Login Tokens with Java Servlets

If you don’t want to read the whole thing, here is the short version: I wrote a servlet filter to log a user in from a token cookie that does not contain a user name and password. It is released under the GPLv3 license. It’s on github. Please use it, please test it, please send feedback and bug fixes.

Let’s talk about user authentication in web apps. When a web app keeps track of my data, whether it’s bookmarks, book orders or bank data, I expect to log in with a reasonably secured username and password. If I’m authenticated the web app sets up a cookie to track my session. There are two parts to a session, the client side – a cookie is placed in my browser with a session id, and the server side – the app server uses a map with my user data keyed by my session id stored in the cookie sent back to me.

Once my browser has a session cookie it sends that cookie back to the web app with every HTTP request I make. The app server uses the session id in that cookie to load my user data and, say, add a book to my shopping cart. My user data is updated in the session and the web page I requested is sent back to the browser. The next time I make a request for a web page the session cookie is sent back to the web app and again my user data is loaded from the session map. Though this approach violates a strict RESTful architecture it’s the best we’ve got for now.

* Problem statement *
For each statement below, say whether it agrees with the text on login tokens with Java servlets, answering yes or no and quoting the deciding words from the text.
1. The servlet filter logs a user in from a token cookie that contains a user name and password.
2. The servlet filter is released under the GPLv3 license.
3. The browser sends the session cookie back to the web app only with the first request after login.
The records that follow are drawn from a different source than this text.

* Provided information *
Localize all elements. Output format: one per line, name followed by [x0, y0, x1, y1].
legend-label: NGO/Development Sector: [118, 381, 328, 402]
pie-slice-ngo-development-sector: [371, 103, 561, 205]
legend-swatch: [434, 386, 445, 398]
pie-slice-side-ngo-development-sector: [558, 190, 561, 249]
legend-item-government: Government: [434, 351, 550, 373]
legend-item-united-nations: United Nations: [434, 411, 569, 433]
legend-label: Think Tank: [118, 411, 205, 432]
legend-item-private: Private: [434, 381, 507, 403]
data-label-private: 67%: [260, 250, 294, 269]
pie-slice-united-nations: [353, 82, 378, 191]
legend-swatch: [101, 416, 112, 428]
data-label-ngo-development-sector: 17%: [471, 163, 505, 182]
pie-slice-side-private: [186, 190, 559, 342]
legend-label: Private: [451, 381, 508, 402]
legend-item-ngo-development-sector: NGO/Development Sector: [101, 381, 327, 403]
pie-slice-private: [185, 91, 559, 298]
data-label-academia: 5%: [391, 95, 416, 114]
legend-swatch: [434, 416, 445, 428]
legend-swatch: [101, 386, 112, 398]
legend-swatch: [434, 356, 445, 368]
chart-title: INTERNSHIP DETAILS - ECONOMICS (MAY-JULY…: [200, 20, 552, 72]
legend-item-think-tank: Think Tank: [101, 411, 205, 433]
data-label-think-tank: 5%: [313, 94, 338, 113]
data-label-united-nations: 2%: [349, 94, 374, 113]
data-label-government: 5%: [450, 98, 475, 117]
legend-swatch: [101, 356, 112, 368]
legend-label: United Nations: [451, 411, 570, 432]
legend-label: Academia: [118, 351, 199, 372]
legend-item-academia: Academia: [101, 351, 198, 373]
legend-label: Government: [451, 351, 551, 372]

* Result of this task *
1. No: "a token cookie that does not contain a user name and password"
2. Yes: "It is released under the GPLv3 license."
3. No: "it sends that cookie back to the web app with every HTTP request I make"